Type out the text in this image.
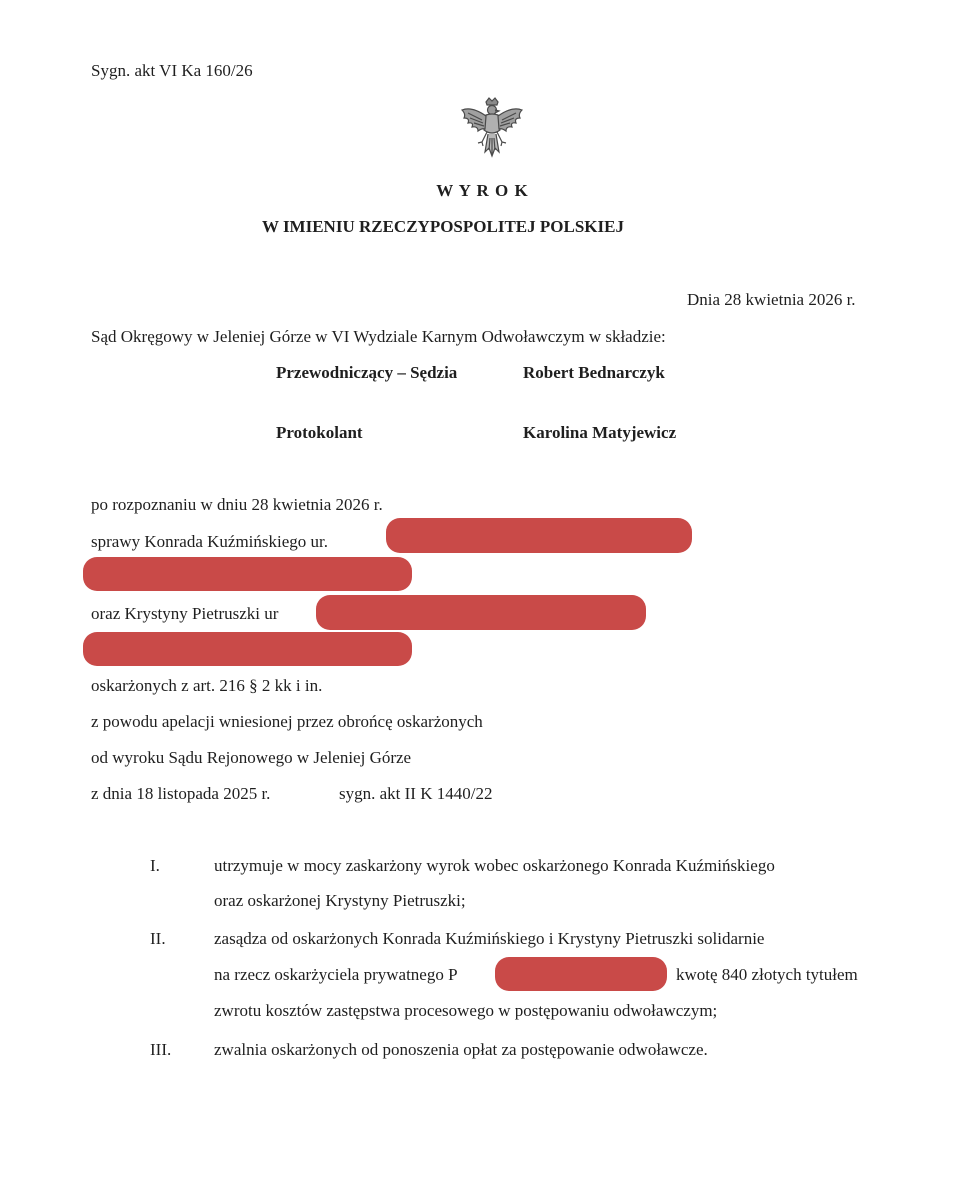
Sygn. akt VI Ka 160/26
W Y R O K
W IMIENIU RZECZYPOSPOLITEJ POLSKIEJ
Dnia 28 kwietnia 2026 r.
Sąd Okręgowy w Jeleniej Górze w VI Wydziale Karnym Odwoławczym w składzie:
Przewodniczący – Sędzia	Robert Bednarczyk
Protokolant	Karolina Matyjewicz
po rozpoznaniu w dniu 28 kwietnia 2026 r.
sprawy Konrada Kuźmińskiego ur.
oraz Krystyny Pietruszki ur
oskarżonych z art. 216 § 2 kk i in.
z powodu apelacji wniesionej przez obrońcę oskarżonych
od wyroku Sądu Rejonowego w Jeleniej Górze
z dnia 18 listopada 2025 r.	sygn. akt II K 1440/22
I.	utrzymuje w mocy zaskarżony wyrok wobec oskarżonego Konrada Kuźmińskiego
oraz oskarżonej Krystyny Pietruszki;
II.	zasądza od oskarżonych Konrada Kuźmińskiego i Krystyny Pietruszki solidarnie
na rzecz oskarżyciela prywatnego P	kwotę 840 złotych tytułem
zwrotu kosztów zastępstwa procesowego w postępowaniu odwoławczym;
III.	zwalnia oskarżonych od ponoszenia opłat za postępowanie odwoławcze.
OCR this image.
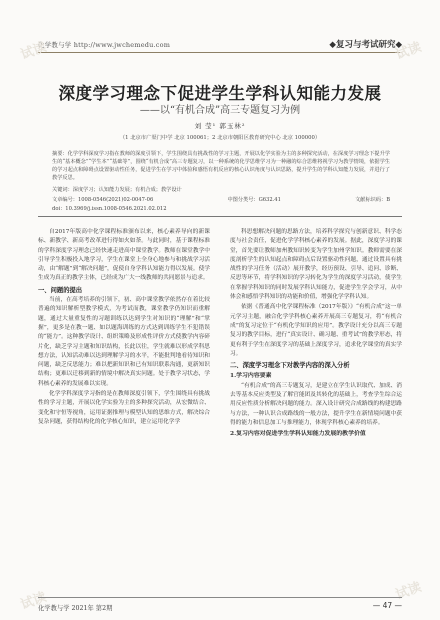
化学教与学 http://www.jwchemedu.com	◆复习与考试研究◆
试读	试读
试读	试读
深度学习理念下促进学生学科认知能力发展
——以“有机合成”高三专题复习为例
刘 莹¹ 郭玉林²
（1 北京市广渠门中学 北京 100061；2 北京市朝阳区教育研究中心 北京 100000）
摘要：化学学科深度学习指在教师的深度引领下，学生围绕具有挑战性的学习主题，开展以化学实验为主的多种探究活动，在深度学习理念下提升学生的“基本概念”“学生本”“基础等”，围绕“有机合成”高三专题复习，以一种系统的化学思维学习为一种融的综合思维将视学习为教学情境，依据学生的学习起点和障碍点设置驱动性任务，促进学生在学习中体验和感悟有机反应的核心认识角度与认识思路，提升学生的学科认知能力发展，并进行了教学反思。
关键词：深度学习；认知能力发展；有机合成；教学设计
文章编号：1008-0546(2021)02-0047-06	中图分类号：G632.41	文献标识码：B
doi：10.3969/j.issn.1008-0546.2021.02.012

自2017年版高中化学课程标准颁布以来，核心素养导向的新课标、新教学、新高考改革进行得如火如荼。与此同时，基于课程标准的学科深度学习理念已经快速走进高中课堂教学。教师在课堂教学中引导学生积极投入地学习，学生在课堂上全身心地参与和挑战学习活动，由“解题”到“解决问题”，促使自身学科认知能力得以发展。使学生成为真正的教学主体，已经成为广大一线教师的共同愿景与追求。

一、问题的提出

当前，在高考培养的引领下，初、高中课堂教学依然存在着比较普遍的知识解析型教学模式，为考试而教，课堂教学仍知识而重解题，通过大量重复性的习题训练以达到学生对知识的“理解”和“掌握”，更多是在教一题、如以题海训练的方式达到训练学生不犯错误的“能力”。这种教学设计、组织策略及形成性评价方式使教学内容碎片化，缺乏学习主题和知识结构，长此以往，学生就难以形成学科思想方法，认知活动难以达到理解学习的水平，不能批判地看待知识和问题，缺乏反思能力；难以把新知识和已有知识联系沟通，更新知识结构；更难以迁移到新的情境中解决真实问题。处于教学习状态，学科核心素养的发展难以实现。

化学学科深度学习指的是在教师深度引领下，学生围绕具有挑战性的学习主题，开展以化学实验为主的多种探究活动，从宏微结合、变化和守恒等视角，运用证据推理与模型认知的思维方式，解决综合复杂问题，获得结构化的化学核心知识，建立运用化学学

科思想解决问题的思路方法，培养科学探究与创新意识、科学态度与社会责任，促进化学学科核心素养的发展。据此，深度学习的课堂，首先要让教师加州教知识转变为学生加州学知识。教师需要在深度剖析学生的认知起点和障碍点后设置驱动性问题，通过设置具有挑战性的学习任务（活动）展开教学，经历预设、引导、追问、诊断、反思等环节，将学科知识的学习转化为学生的深度学习活动，使学生在掌握学科知识的同时发展学科认知能力，促进学生学会学习，从中体会和感悟学科知识的功能和价值，增强化学学科认知。

依据《普通高中化学课程标准（2017年版）》“有机合成”这一单元学习主题，融合化学学科核心素养开展高三专题复习，将“有机合成”的复习定位于“有机化学知识的应用”。教学设计充分以高三专题复习的教学目标，进行“真实设计、确习题、重考试”的教学形态，将更有利于学生在深度学习的基础上深度学习，追求化学课堂的真实学习。

二、深度学习理念下对教学内容的深入分析
1.学习内容要素

“有机合成”的高三专题复习，是建立在学生认识取代、加成、消去等基本反应类型及了解官能团及其转化的基础上，考查学生综合运用反应性质分析解决问题的能力。深入设计研究合成路线的构建思路与方法，一种认识合成路线的一般方法，提升学生在新情境问题中获得的能力和信息加工与推理能力，体现学科核心素养的培养。

2.复习内容对促进学生学科认知能力发展的教学价值
化学教与学 2021年 第2期	— 47 —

====

### [Directive]
From the material above, copy each line that includes the word "Górze".

### [Solved exercise]
Sąd Okręgowy w Jeleniej Górze w VI Wydziale Karnym Odwoławczym w składzie:
od wyroku Sądu Rejonowego w Jeleniej Górze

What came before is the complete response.